WHAT YOU SHOULD DO: Leave out the images and repeat the listing below without a single change.

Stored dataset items

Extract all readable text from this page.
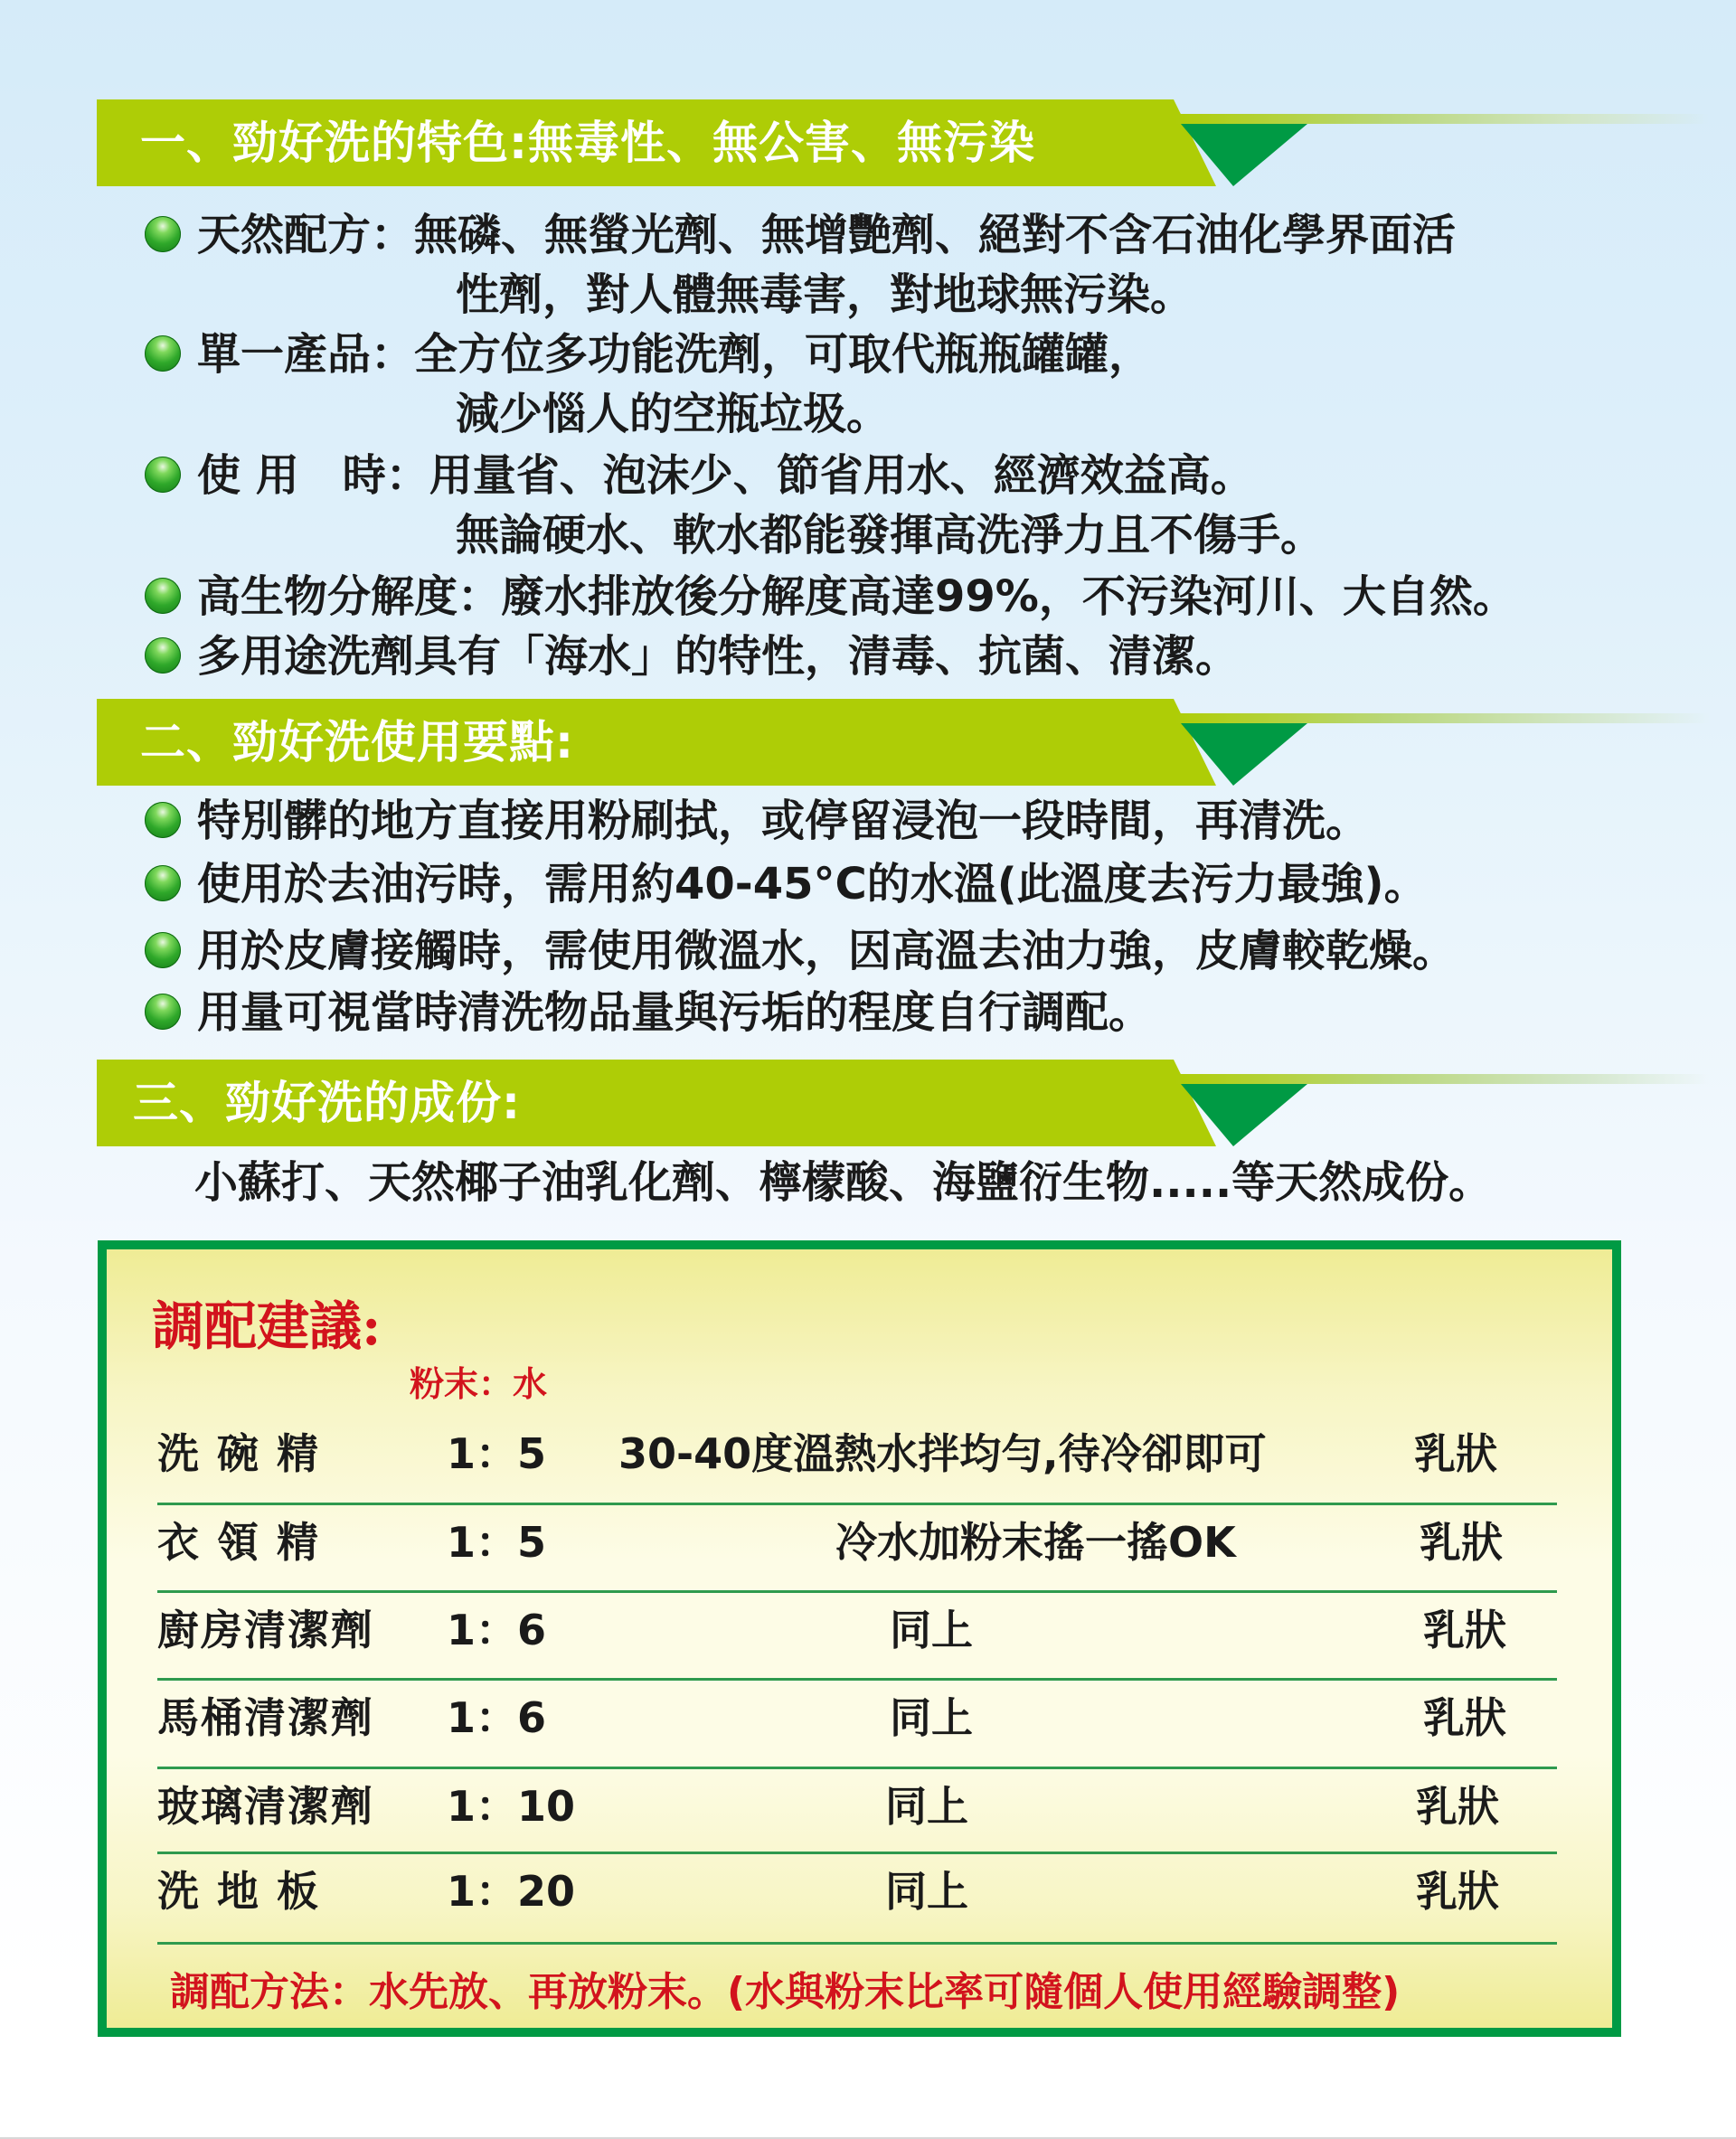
一、勁好洗的特色:無毒性、無公害、無污染
天然配方：無磷、無螢光劑、無增艷劑、絕對不含石油化學界面活
性劑，對人體無毒害，對地球無污染。
單一產品：全方位多功能洗劑，可取代瓶瓶罐罐，
減少惱人的空瓶垃圾。
使 用　時：用量省、泡沫少、節省用水、經濟效益高。
無論硬水、軟水都能發揮高洗淨力且不傷手。
高生物分解度：廢水排放後分解度高達99%，不污染河川、大自然。
多用途洗劑具有「海水」的特性，清毒、抗菌、清潔。
二、勁好洗使用要點:
特別髒的地方直接用粉刷拭，或停留浸泡一段時間，再清洗。
使用於去油污時，需用約40-45°C的水溫(此溫度去污力最強)。
用於皮膚接觸時，需使用微溫水，因高溫去油力強，皮膚較乾燥。
用量可視當時清洗物品量與污垢的程度自行調配。
三、勁好洗的成份:
小蘇打、天然椰子油乳化劑、檸檬酸、海鹽衍生物.....等天然成份。
調配建議:
粉末：水
洗 碗 精	1：5 30-40度溫熱水拌均勻,待冷卻即可	乳狀
衣 領 精	1：5	冷水加粉末搖一搖OK	乳狀
廚房清潔劑 1：6	同上	乳狀
馬桶清潔劑 1：6	同上	乳狀
玻璃清潔劑 1：10	同上	乳狀
洗 地 板	1：20	同上	乳狀
調配方法：水先放、再放粉末。(水與粉末比率可隨個人使用經驗調整)
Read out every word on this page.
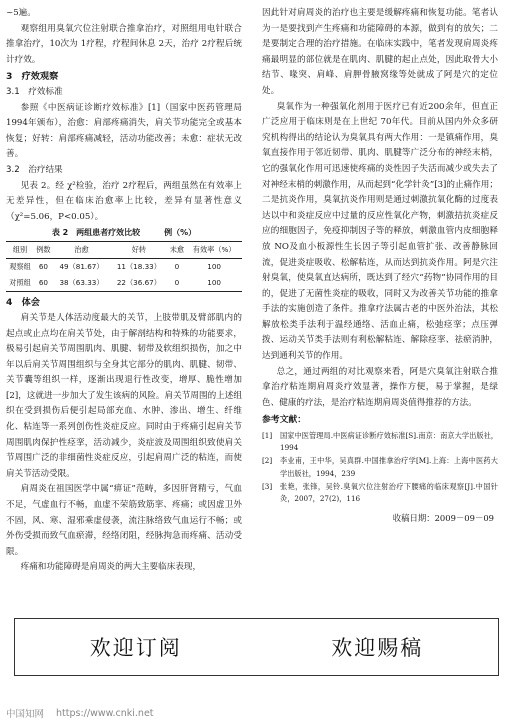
~5遍。

观察组用臭氧穴位注射联合推拿治疗，对照组用电针联合推拿治疗，10次为 1疗程，疗程间休息 2天，治疗 2疗程后统计疗效。

3　疗效观察

3.1　疗效标准

参照《中医病证诊断疗效标准》[1]（国家中医药管理局 1994年颁布），治愈：肩部疼痛消失，肩关节功能完全或基本恢复；好转：肩部疼痛减轻，活动功能改善；未愈：症状无改善。

3.2　治疗结果

见表 2。经 χ²检验，治疗 2疗程后，两组虽然在有效率上无差异性，但在临床治愈率上比较，差异有显著性意义（χ²=5.06，P<0.05）。

表 2　两组患者疗效比较　　　例（%）
组别	例数	治愈	好转	未愈	有效率（%）
观察组	60	49（81.67）	11（18.33）	0	100
对照组	60	38（63.33）	22（36.67）	0	100

4　体会

肩关节是人体活动度最大的关节，上肢带肌及臂部肌内的起点或止点均在肩关节处，由于解剖结构和特殊的功能要求，极易引起肩关节周围肌肉、肌腱、韧带及软组织损伤，加之中年以后肩关节周围组织与全身其它部分的肌肉、肌腱、韧带、关节囊等组织一样，逐渐出现退行性改变，增厚、脆性增加[2]，这就进一步加大了发生该病的风险。肩关节周围的上述组织在受到损伤后便引起局部充血、水肿、渗出、增生、纤维化、粘连等一系列创伤性炎症反应。同时由于疼痛引起肩关节周围肌肉保护性痉挛，活动减少，炎症波及周围组织致使肩关节周围广泛的非细菌性炎症反应，引起肩周广泛的粘连，而使肩关节活动受限。

肩周炎在祖国医学中属“痹证”范畴，多因肝肾精亏，气血不足，气虚血行不畅，血虚不荣筋致筋挛、疼痛；或因虚卫外不固，风、寒、湿邪乘虚侵袭，流注脉络致气血运行不畅；或外伤受损而致气血瘀滞，经络闭阻，经脉拘急而疼痛、活动受限。

疼痛和功能障碍是肩周炎的两大主要临床表现，

因此针对肩周炎的治疗也主要是缓解疼痛和恢复功能。笔者认为一是要找到产生疼痛和功能障碍的本源，做到有的放矢；二是要制定合理的治疗措施。在临床实践中，笔者发现肩周炎疼痛最明显的部位就是在肌肉、肌腱的起止点处，因此取骨大小结节、喙突、肩峰、肩胛骨腋窝缘等处就成了阿是穴的定位处。

臭氧作为一种强氧化剂用于医疗已有近200余年，但直正广泛应用于临床则是在上世纪 70年代。目前从国内外众多研究机构得出的结论认为臭氧具有两大作用：一是镇痛作用，臭氧直接作用于邻近韧带、肌肉、肌腱等广泛分布的神经末梢，它的强氧化作用可迅速使疼痛的炎性因子失活而减少或失去了对神经末梢的刺激作用，从而起到“化学针灸”[3]的止痛作用；二是抗炎作用，臭氧抗炎作用则是通过刺激抗氧化酶的过度表达以中和炎症反应中过量的反应性氧化产物，刺激拮抗炎症反应的细胞因子，免疫抑制因子等的释放，刺激血管内皮细胞释放 NO及血小板源性生长因子等引起血管扩张、改善静脉回流，促进炎症吸收、松解粘连，从而达到抗炎作用。阿是穴注射臭氧，使臭氧直达病所，既达到了经穴“药物”协同作用的目的，促进了无菌性炎症的吸收，同时又为改善关节功能的推拿手法的实施创造了条件。推拿疗法属古老的中医外治法，其松解放松类手法利于温经通络、活血止痛，松弛痉挛；点压弹拨、运动关节类手法则有利松解粘连、解除痉挛、祛瘀消肿，达到通利关节的作用。

总之，通过两组的对比观察来看，阿是穴臭氧注射联合推拿治疗粘连期肩周炎疗效显著，操作方便，易于掌握，是绿色、健康的疗法，是治疗粘连期肩周炎值得推荐的方法。

参考文献：

[1]	国家中医管理局.中医病证诊断疗效标准[S].南京：南京大学出版社，1994
[2]	李业甫，王中华，吴真群.中国推拿治疗学[M].上海：上海中医药大学出版社，1994，239
[3]	张艳，张锋，吴铃.臭氧穴位注射治疗下腰痛的临床观察[J].中国针灸，2007，27(2)，116

收稿日期：2009－09－09

欢迎订阅	欢迎赐稿
中国知网 https://www.cnki.net
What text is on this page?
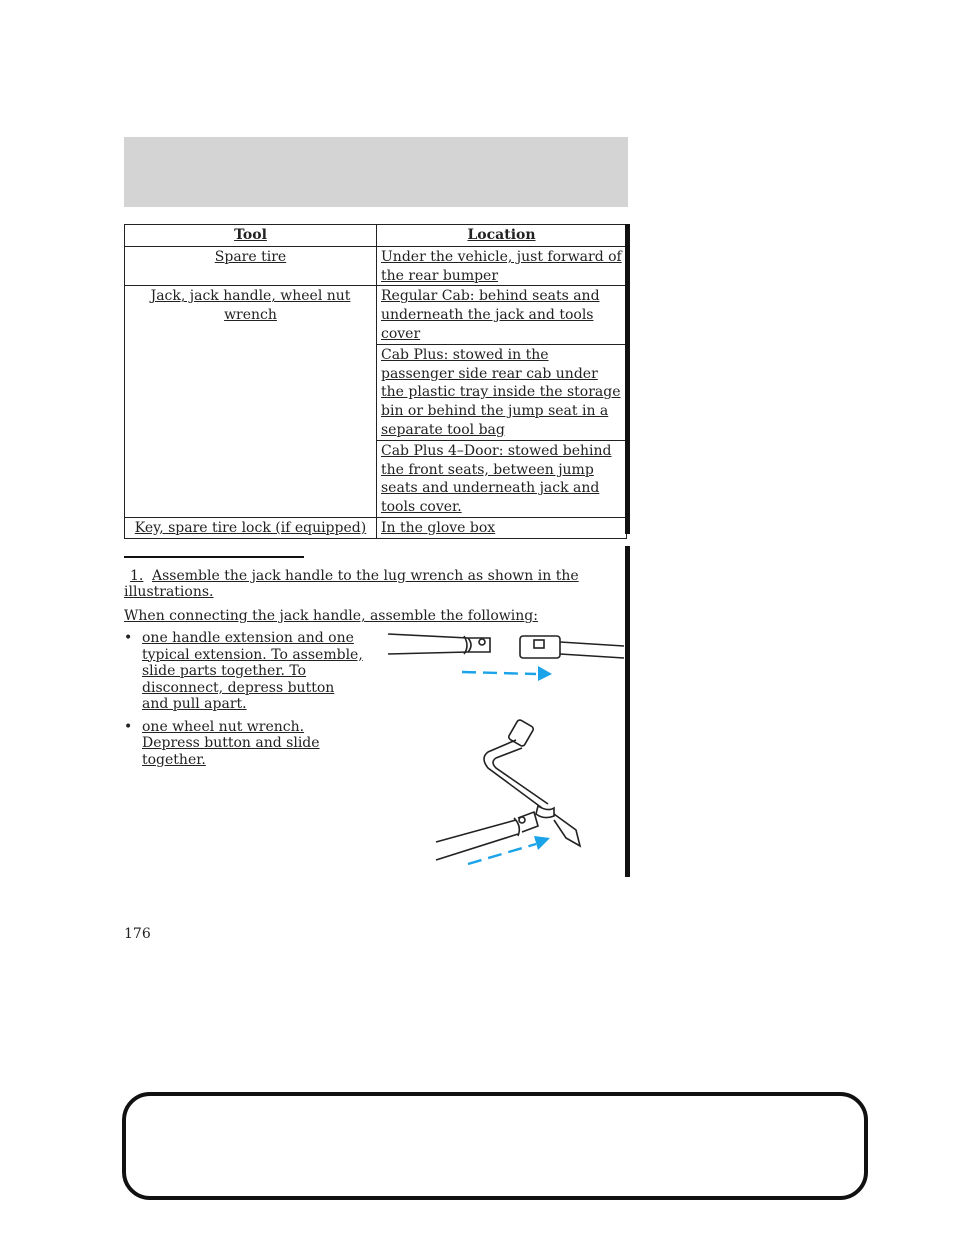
Tool	Location
Spare tire	Under the vehicle, just forward of the rear bumper
Jack, jack handle, wheel nut wrench	Regular Cab: behind seats and underneath the jack and tools cover
	Cab Plus: stowed in the passenger side rear cab under the plastic tray inside the storage bin or behind the jump seat in a separate tool bag
	Cab Plus 4–Door: stowed behind the front seats, between jump seats and underneath jack and tools cover.
Key, spare tire lock (if equipped)	In the glove box
1. Assemble the jack handle to the lug wrench as shown in the illustrations.
When connecting the jack handle, assemble the following:
• one handle extension and one typical extension. To assemble, slide parts together. To disconnect, depress button and pull apart.
• one wheel nut wrench. Depress button and slide together.
176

TASK OUTPUT:
Extract all readable text from this page.
一、勁好洗的特色:無毒性、無公害、無污染
天然配方：無磷、無螢光劑、無增艷劑、絕對不含石油化學界面活
性劑，對人體無毒害，對地球無污染。
單一產品：全方位多功能洗劑，可取代瓶瓶罐罐，
減少惱人的空瓶垃圾。
使 用　時：用量省、泡沫少、節省用水、經濟效益高。
無論硬水、軟水都能發揮高洗淨力且不傷手。
高生物分解度：廢水排放後分解度高達99%，不污染河川、大自然。
多用途洗劑具有「海水」的特性，清毒、抗菌、清潔。
二、勁好洗使用要點:
特別髒的地方直接用粉刷拭，或停留浸泡一段時間，再清洗。
使用於去油污時，需用約40-45°C的水溫(此溫度去污力最強)。
用於皮膚接觸時，需使用微溫水，因高溫去油力強，皮膚較乾燥。
用量可視當時清洗物品量與污垢的程度自行調配。
三、勁好洗的成份:
小蘇打、天然椰子油乳化劑、檸檬酸、海鹽衍生物.....等天然成份。
調配建議:
粉末：水
洗 碗 精	1：5 30-40度溫熱水拌均勻,待冷卻即可	乳狀
衣 領 精	1：5	冷水加粉末搖一搖OK	乳狀
廚房清潔劑 1：6	同上	乳狀
馬桶清潔劑 1：6	同上	乳狀
玻璃清潔劑 1：10	同上	乳狀
洗 地 板	1：20	同上	乳狀
調配方法：水先放、再放粉末。(水與粉末比率可隨個人使用經驗調整)
Read out every word on this page.
~5遍。

观察组用臭氧穴位注射联合推拿治疗，对照组用电针联合推拿治疗，10次为 1疗程，疗程间休息 2天，治疗 2疗程后统计疗效。

3　疗效观察

3.1　疗效标准

参照《中医病证诊断疗效标准》[1]（国家中医药管理局 1994年颁布），治愈：肩部疼痛消失，肩关节功能完全或基本恢复；好转：肩部疼痛减轻，活动功能改善；未愈：症状无改善。

3.2　治疗结果

见表 2。经 χ²检验，治疗 2疗程后，两组虽然在有效率上无差异性，但在临床治愈率上比较，差异有显著性意义（χ²=5.06，P<0.05）。

表 2　两组患者疗效比较　　　例（%）
组别	例数	治愈	好转	未愈	有效率（%）
观察组	60	49（81.67）	11（18.33）	0	100
对照组	60	38（63.33）	22（36.67）	0	100

4　体会

肩关节是人体活动度最大的关节，上肢带肌及臂部肌内的起点或止点均在肩关节处，由于解剖结构和特殊的功能要求，极易引起肩关节周围肌肉、肌腱、韧带及软组织损伤，加之中年以后肩关节周围组织与全身其它部分的肌肉、肌腱、韧带、关节囊等组织一样，逐渐出现退行性改变，增厚、脆性增加[2]，这就进一步加大了发生该病的风险。肩关节周围的上述组织在受到损伤后便引起局部充血、水肿、渗出、增生、纤维化、粘连等一系列创伤性炎症反应。同时由于疼痛引起肩关节周围肌肉保护性痉挛，活动减少，炎症波及周围组织致使肩关节周围广泛的非细菌性炎症反应，引起肩周广泛的粘连，而使肩关节活动受限。

肩周炎在祖国医学中属“痹证”范畴，多因肝肾精亏，气血不足，气虚血行不畅，血虚不荣筋致筋挛、疼痛；或因虚卫外不固，风、寒、湿邪乘虚侵袭，流注脉络致气血运行不畅；或外伤受损而致气血瘀滞，经络闭阻，经脉拘急而疼痛、活动受限。

疼痛和功能障碍是肩周炎的两大主要临床表现，

因此针对肩周炎的治疗也主要是缓解疼痛和恢复功能。笔者认为一是要找到产生疼痛和功能障碍的本源，做到有的放矢；二是要制定合理的治疗措施。在临床实践中，笔者发现肩周炎疼痛最明显的部位就是在肌肉、肌腱的起止点处，因此取骨大小结节、喙突、肩峰、肩胛骨腋窝缘等处就成了阿是穴的定位处。

臭氧作为一种强氧化剂用于医疗已有近200余年，但直正广泛应用于临床则是在上世纪 70年代。目前从国内外众多研究机构得出的结论认为臭氧具有两大作用：一是镇痛作用，臭氧直接作用于邻近韧带、肌肉、肌腱等广泛分布的神经末梢，它的强氧化作用可迅速使疼痛的炎性因子失活而减少或失去了对神经末梢的刺激作用，从而起到“化学针灸”[3]的止痛作用；二是抗炎作用，臭氧抗炎作用则是通过刺激抗氧化酶的过度表达以中和炎症反应中过量的反应性氧化产物，刺激拮抗炎症反应的细胞因子，免疫抑制因子等的释放，刺激血管内皮细胞释放 NO及血小板源性生长因子等引起血管扩张、改善静脉回流，促进炎症吸收、松解粘连，从而达到抗炎作用。阿是穴注射臭氧，使臭氧直达病所，既达到了经穴“药物”协同作用的目的，促进了无菌性炎症的吸收，同时又为改善关节功能的推拿手法的实施创造了条件。推拿疗法属古老的中医外治法，其松解放松类手法利于温经通络、活血止痛，松弛痉挛；点压弹拨、运动关节类手法则有利松解粘连、解除痉挛、祛瘀消肿，达到通利关节的作用。

总之，通过两组的对比观察来看，阿是穴臭氧注射联合推拿治疗粘连期肩周炎疗效显著，操作方便，易于掌握，是绿色、健康的疗法，是治疗粘连期肩周炎值得推荐的方法。

参考文献：

[1]	国家中医管理局.中医病证诊断疗效标准[S].南京：南京大学出版社，1994
[2]	李业甫，王中华，吴真群.中国推拿治疗学[M].上海：上海中医药大学出版社，1994，239
[3]	张艳，张锋，吴铃.臭氧穴位注射治疗下腰痛的临床观察[J].中国针灸，2007，27(2)，116

收稿日期：2009－09－09

欢迎订阅	欢迎赐稿
中国知网 https://www.cnki.net
What text is on this page?
Tool	Location
Spare tire	Under the vehicle, just forward of the rear bumper
Jack, jack handle, wheel nut wrench	Regular Cab: behind seats and underneath the jack and tools cover
	Cab Plus: stowed in the passenger side rear cab under the plastic tray inside the storage bin or behind the jump seat in a separate tool bag
	Cab Plus 4–Door: stowed behind the front seats, between jump seats and underneath jack and tools cover.
Key, spare tire lock (if equipped)	In the glove box
1. Assemble the jack handle to the lug wrench as shown in the illustrations.
When connecting the jack handle, assemble the following:
• one handle extension and one typical extension. To assemble, slide parts together. To disconnect, depress button and pull apart.
• one wheel nut wrench. Depress button and slide together.
176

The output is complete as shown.